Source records

+ + + +

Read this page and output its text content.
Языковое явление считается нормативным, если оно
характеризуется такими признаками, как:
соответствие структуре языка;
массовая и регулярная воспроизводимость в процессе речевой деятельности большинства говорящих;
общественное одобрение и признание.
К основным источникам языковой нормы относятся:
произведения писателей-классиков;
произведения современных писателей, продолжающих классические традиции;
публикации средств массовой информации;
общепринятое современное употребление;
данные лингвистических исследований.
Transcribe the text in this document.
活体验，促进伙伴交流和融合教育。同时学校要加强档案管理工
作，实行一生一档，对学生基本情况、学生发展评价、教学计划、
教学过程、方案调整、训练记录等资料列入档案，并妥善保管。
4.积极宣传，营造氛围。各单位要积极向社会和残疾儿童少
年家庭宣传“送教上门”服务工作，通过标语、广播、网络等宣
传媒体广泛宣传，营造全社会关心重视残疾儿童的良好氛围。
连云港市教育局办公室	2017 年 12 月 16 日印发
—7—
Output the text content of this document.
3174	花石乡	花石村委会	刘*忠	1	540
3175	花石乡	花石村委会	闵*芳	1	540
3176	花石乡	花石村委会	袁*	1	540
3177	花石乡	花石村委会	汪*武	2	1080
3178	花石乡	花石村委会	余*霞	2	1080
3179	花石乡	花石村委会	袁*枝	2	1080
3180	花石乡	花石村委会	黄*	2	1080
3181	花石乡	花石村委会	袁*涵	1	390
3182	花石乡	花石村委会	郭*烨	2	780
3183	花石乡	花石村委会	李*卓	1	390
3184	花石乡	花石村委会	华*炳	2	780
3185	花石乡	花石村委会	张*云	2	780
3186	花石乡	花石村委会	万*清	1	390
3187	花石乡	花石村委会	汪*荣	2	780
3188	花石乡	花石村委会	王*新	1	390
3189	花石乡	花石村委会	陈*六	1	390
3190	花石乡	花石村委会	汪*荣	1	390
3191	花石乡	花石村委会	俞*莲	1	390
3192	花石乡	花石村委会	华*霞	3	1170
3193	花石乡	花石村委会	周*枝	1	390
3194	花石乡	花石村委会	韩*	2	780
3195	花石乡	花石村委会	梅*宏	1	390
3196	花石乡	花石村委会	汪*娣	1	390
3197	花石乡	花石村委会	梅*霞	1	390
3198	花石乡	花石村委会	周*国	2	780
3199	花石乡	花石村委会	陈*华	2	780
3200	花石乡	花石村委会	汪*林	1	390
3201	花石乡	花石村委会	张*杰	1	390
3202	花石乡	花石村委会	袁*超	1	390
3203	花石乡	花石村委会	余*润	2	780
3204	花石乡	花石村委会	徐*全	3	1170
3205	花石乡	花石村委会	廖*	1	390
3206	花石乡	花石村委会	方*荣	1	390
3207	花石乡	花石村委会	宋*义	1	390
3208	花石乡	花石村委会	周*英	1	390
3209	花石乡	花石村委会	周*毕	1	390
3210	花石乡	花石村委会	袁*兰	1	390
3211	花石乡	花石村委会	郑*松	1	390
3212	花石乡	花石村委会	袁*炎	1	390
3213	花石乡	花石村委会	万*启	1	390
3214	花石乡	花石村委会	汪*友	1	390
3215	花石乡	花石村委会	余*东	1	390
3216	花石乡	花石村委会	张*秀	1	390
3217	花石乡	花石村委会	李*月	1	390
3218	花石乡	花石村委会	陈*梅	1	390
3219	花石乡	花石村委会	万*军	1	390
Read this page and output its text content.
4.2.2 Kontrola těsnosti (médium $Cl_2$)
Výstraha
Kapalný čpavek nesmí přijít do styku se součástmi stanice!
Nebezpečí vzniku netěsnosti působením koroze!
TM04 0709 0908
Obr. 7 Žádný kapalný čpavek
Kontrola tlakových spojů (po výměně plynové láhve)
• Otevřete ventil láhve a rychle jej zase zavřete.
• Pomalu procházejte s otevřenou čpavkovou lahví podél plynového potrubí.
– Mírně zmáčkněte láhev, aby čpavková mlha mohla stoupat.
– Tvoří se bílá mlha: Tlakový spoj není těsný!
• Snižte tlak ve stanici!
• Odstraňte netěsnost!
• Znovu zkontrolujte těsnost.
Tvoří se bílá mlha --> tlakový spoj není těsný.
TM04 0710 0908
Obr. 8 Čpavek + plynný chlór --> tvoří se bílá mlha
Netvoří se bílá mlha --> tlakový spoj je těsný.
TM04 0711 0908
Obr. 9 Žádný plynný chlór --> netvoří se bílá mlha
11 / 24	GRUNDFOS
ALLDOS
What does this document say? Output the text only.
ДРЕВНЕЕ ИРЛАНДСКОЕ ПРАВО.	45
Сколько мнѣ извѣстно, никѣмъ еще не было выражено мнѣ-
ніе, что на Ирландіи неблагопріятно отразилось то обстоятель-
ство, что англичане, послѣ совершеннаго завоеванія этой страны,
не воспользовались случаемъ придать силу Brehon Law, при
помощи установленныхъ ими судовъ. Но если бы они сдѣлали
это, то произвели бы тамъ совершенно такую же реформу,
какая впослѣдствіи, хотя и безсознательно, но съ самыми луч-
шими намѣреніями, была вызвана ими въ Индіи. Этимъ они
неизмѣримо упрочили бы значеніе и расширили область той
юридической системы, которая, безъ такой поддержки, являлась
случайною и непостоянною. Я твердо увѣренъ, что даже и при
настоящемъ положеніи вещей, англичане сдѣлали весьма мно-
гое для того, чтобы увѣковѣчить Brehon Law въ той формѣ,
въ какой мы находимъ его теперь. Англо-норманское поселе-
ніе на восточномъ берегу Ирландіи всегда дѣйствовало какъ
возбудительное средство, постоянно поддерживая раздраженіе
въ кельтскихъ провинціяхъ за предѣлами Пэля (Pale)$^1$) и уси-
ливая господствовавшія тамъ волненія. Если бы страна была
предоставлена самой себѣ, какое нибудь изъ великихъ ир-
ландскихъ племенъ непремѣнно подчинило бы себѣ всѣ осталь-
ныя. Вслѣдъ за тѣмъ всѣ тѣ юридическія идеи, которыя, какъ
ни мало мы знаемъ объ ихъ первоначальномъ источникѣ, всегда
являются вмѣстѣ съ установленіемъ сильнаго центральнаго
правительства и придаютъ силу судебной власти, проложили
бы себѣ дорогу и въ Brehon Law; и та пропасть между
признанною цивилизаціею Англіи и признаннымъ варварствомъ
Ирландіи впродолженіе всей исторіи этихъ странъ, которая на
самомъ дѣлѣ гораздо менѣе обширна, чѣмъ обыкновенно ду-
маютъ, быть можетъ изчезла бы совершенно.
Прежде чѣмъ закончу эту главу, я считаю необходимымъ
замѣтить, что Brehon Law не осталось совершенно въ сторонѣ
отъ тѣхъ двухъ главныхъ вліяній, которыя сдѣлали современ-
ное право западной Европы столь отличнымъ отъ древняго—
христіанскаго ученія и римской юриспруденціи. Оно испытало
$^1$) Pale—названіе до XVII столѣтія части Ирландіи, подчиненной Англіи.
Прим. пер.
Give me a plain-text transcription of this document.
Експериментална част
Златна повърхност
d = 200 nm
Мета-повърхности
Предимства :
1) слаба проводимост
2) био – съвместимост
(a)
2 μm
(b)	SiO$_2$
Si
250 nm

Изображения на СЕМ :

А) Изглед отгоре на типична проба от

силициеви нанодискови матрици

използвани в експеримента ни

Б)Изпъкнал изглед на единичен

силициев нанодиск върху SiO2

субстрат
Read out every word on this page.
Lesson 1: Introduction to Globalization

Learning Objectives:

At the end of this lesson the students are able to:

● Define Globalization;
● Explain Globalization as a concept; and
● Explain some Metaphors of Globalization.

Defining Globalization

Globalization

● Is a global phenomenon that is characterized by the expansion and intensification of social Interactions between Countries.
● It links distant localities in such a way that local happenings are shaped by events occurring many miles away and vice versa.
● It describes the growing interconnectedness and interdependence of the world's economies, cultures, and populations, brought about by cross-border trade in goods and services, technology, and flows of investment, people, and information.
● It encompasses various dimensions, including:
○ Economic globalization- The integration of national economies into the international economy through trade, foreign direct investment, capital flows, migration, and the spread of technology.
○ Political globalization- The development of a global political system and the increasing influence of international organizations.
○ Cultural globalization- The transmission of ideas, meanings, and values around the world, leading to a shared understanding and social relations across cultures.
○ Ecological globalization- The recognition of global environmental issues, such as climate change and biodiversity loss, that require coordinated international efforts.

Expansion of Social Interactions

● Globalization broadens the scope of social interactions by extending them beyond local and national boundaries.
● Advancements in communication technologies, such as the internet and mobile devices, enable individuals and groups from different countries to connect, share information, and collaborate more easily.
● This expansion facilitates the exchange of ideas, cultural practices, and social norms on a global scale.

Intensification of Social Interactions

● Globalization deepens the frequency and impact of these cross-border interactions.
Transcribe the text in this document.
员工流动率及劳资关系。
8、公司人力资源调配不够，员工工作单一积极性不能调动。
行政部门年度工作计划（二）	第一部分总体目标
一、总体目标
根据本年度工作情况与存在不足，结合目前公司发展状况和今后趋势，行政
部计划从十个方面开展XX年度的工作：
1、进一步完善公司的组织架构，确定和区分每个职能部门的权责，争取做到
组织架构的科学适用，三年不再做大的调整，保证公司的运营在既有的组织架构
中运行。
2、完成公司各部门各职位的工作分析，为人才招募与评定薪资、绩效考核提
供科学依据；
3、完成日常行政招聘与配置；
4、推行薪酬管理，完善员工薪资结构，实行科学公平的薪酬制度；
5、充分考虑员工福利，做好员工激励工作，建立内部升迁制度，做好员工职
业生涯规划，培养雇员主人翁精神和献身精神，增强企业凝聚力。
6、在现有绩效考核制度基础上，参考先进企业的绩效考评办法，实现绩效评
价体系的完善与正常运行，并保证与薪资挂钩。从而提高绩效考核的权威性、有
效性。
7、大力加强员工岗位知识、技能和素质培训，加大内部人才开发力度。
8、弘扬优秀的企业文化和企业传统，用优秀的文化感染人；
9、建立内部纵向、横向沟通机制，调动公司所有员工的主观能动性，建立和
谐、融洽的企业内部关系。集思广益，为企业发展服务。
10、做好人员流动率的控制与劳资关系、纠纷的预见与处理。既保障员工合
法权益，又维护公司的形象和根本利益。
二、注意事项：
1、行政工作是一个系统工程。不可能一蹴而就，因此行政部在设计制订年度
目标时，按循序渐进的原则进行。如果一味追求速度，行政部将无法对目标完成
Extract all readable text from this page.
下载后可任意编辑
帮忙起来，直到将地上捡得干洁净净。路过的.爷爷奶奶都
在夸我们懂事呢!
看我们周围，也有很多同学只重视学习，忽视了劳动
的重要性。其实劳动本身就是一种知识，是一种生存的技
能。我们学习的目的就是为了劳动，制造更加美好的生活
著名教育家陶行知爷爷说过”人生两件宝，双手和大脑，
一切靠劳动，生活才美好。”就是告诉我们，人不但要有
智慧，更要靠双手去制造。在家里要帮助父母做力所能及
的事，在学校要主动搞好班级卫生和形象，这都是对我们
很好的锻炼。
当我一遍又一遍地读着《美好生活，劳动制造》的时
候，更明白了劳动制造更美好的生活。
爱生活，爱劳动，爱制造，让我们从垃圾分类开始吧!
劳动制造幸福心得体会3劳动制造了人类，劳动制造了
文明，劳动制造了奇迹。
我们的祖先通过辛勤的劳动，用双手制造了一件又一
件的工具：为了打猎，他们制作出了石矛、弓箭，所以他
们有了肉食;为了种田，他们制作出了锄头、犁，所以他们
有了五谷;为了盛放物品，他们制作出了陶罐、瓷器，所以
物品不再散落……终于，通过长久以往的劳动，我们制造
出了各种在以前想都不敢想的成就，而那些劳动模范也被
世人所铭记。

+ + + +

### Stated exercise
Using the records above, list each line that includes "information".

### Full response
● It describes the growing interconnectedness and interdependence of the world's economies, cultures, and populations, brought about by cross-border trade in goods and services, technology, and flows of investment, people, and information.
● Advancements in communication technologies, such as the internet and mobile devices, enable individuals and groups from different countries to connect, share information, and collaborate more easily.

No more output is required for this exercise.